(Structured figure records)
-- begin --

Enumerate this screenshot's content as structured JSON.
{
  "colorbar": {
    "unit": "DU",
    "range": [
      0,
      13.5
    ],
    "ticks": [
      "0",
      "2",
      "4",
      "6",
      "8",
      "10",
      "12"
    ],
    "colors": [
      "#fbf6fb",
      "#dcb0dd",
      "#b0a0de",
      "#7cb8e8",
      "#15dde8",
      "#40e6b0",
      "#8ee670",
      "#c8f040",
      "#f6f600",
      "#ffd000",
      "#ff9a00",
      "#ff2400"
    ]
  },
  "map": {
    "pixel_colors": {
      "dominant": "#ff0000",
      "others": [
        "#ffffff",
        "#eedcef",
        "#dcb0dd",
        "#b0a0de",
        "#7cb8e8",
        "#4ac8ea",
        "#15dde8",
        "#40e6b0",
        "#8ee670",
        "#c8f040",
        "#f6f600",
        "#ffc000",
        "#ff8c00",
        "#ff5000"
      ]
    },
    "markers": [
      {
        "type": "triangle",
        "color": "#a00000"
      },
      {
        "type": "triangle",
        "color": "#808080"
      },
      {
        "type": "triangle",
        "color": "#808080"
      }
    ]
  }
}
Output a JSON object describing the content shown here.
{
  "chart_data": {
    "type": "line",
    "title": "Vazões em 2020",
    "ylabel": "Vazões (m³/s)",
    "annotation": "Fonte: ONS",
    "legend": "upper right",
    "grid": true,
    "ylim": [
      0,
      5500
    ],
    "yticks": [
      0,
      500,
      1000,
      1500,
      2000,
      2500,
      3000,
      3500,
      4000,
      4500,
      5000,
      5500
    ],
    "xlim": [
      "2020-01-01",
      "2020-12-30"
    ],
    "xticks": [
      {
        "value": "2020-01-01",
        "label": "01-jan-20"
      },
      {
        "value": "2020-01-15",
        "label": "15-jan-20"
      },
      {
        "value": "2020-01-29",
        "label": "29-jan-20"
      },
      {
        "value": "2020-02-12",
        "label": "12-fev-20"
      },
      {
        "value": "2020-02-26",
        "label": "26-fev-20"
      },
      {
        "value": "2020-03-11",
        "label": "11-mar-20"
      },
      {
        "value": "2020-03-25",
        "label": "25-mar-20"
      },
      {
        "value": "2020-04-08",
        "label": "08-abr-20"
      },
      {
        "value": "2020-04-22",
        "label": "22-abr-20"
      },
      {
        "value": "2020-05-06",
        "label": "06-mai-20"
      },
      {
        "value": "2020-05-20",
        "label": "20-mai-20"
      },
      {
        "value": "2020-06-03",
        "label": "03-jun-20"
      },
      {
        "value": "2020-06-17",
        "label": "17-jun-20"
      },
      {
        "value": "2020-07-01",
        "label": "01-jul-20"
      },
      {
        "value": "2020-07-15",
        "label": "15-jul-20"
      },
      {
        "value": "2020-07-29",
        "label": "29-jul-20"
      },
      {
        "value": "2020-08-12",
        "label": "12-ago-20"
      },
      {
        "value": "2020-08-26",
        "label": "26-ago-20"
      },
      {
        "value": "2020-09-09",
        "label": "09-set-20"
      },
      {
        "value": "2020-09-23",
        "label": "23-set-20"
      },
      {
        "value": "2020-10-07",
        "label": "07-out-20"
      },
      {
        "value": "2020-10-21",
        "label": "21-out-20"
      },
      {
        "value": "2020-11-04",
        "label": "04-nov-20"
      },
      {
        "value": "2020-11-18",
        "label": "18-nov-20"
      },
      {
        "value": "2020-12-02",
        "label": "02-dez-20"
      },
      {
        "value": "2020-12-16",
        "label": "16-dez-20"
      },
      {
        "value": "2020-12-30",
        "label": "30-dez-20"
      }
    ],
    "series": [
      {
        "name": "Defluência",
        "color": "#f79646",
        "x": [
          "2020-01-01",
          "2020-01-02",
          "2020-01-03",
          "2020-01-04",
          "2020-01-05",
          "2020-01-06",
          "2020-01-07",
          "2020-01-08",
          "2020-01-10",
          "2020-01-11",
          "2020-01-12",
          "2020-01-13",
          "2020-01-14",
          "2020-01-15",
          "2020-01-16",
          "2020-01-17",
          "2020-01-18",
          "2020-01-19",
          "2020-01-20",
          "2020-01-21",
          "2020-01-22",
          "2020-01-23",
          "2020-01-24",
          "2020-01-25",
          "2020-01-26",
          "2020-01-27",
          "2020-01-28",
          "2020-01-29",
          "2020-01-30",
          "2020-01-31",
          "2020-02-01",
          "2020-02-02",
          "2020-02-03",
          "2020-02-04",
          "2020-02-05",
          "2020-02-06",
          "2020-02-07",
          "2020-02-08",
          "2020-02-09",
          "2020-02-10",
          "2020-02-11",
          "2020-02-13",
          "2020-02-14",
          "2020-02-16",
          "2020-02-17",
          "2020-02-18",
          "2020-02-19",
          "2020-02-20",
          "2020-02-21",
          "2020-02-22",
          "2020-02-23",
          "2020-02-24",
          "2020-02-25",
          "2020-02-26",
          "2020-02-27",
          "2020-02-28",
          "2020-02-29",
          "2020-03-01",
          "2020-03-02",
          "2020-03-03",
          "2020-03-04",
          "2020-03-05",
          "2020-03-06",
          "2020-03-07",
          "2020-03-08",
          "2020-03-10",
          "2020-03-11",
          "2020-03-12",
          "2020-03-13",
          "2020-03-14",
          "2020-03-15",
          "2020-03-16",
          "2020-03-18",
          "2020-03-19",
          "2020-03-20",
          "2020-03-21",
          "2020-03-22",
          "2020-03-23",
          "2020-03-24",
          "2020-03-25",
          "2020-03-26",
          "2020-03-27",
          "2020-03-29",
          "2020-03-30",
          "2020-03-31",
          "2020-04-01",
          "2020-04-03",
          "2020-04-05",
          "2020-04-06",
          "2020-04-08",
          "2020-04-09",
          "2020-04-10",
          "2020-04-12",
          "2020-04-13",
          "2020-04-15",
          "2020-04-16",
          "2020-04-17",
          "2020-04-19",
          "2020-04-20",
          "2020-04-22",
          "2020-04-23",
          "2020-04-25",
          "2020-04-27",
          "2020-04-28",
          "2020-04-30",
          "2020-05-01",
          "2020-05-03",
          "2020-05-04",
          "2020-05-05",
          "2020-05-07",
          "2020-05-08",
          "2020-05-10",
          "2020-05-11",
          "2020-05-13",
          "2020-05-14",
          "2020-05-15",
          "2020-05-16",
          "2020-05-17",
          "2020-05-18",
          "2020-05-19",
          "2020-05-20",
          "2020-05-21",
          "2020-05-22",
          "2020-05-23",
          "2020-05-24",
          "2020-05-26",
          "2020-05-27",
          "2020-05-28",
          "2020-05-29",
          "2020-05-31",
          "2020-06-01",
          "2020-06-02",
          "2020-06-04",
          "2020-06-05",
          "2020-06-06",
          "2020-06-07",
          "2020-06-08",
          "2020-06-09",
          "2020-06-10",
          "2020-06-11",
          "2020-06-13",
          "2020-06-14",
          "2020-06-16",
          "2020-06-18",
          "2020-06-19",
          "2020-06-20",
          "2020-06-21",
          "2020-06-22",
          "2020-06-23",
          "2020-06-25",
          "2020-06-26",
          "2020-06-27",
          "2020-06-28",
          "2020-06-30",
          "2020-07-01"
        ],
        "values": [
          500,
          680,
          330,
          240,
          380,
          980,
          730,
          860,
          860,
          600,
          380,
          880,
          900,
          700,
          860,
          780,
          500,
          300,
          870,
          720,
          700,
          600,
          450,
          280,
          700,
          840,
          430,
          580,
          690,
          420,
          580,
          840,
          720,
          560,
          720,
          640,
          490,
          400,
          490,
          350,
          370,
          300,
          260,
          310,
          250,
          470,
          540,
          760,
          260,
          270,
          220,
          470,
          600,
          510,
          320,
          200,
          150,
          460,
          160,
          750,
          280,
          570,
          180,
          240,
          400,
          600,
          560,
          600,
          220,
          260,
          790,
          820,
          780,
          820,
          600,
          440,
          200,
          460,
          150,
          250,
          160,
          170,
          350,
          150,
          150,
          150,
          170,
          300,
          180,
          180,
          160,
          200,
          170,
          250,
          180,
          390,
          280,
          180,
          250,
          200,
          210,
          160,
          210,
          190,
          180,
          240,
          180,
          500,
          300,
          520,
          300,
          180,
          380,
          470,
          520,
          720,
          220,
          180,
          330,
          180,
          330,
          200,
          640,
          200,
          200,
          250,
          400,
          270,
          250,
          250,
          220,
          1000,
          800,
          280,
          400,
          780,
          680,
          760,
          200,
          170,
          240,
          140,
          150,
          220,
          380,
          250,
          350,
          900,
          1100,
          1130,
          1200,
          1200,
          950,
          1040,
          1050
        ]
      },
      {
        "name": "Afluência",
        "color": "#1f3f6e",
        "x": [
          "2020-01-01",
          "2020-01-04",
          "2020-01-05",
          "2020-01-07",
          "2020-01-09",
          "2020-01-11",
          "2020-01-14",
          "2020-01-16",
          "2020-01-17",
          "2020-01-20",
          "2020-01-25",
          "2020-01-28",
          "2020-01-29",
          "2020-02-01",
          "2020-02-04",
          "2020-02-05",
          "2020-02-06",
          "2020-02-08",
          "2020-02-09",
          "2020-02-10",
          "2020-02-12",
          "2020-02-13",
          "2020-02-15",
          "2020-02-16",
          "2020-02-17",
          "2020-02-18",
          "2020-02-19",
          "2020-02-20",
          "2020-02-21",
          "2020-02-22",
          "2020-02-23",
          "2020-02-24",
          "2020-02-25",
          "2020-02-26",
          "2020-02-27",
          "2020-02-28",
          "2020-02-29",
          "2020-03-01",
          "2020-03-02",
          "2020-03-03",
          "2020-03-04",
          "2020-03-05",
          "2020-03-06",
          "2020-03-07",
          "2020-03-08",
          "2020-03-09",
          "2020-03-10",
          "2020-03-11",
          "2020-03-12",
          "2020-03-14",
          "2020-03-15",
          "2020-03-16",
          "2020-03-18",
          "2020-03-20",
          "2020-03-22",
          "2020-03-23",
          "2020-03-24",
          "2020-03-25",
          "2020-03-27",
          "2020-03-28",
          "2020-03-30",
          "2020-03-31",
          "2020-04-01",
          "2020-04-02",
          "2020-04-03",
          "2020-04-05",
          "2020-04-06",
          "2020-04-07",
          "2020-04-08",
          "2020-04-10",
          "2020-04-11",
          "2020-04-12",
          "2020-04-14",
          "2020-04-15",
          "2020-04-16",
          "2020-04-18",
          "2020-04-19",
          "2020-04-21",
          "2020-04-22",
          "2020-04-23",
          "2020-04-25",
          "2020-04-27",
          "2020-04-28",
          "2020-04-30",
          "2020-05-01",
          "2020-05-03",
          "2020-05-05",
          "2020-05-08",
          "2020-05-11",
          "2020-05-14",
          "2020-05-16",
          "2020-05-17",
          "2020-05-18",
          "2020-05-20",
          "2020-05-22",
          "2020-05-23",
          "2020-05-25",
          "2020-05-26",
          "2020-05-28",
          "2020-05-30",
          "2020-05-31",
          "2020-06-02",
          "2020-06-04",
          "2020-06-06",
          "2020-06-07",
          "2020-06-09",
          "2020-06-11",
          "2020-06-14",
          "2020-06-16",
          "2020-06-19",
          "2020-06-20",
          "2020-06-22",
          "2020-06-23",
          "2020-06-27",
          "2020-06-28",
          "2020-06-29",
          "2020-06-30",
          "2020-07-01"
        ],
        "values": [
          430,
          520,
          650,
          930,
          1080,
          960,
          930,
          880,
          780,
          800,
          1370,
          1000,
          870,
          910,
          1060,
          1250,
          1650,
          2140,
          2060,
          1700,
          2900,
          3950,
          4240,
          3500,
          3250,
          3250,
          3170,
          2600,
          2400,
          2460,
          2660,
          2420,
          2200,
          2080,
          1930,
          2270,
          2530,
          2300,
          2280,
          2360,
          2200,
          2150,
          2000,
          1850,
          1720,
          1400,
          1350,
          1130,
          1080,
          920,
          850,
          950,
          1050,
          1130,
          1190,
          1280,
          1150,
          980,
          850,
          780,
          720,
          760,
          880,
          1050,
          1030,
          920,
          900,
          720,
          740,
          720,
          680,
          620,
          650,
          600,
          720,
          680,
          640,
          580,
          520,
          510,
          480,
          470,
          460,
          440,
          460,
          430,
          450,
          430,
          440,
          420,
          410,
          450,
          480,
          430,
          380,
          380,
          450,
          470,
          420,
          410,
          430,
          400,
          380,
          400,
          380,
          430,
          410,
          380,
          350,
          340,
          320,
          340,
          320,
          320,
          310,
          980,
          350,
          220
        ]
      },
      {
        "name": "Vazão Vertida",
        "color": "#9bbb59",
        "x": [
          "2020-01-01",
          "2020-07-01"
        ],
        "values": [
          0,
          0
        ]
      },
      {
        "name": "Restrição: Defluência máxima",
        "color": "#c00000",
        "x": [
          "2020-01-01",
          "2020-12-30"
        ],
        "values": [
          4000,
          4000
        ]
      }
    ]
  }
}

-- end --

■ TO BE DONE:
List every line from the entries above in which "Vazões" appears.

■ EXERCISE ANSWER:
    "title": "Vazões em 2020",
    "ylabel": "Vazões (m³/s)",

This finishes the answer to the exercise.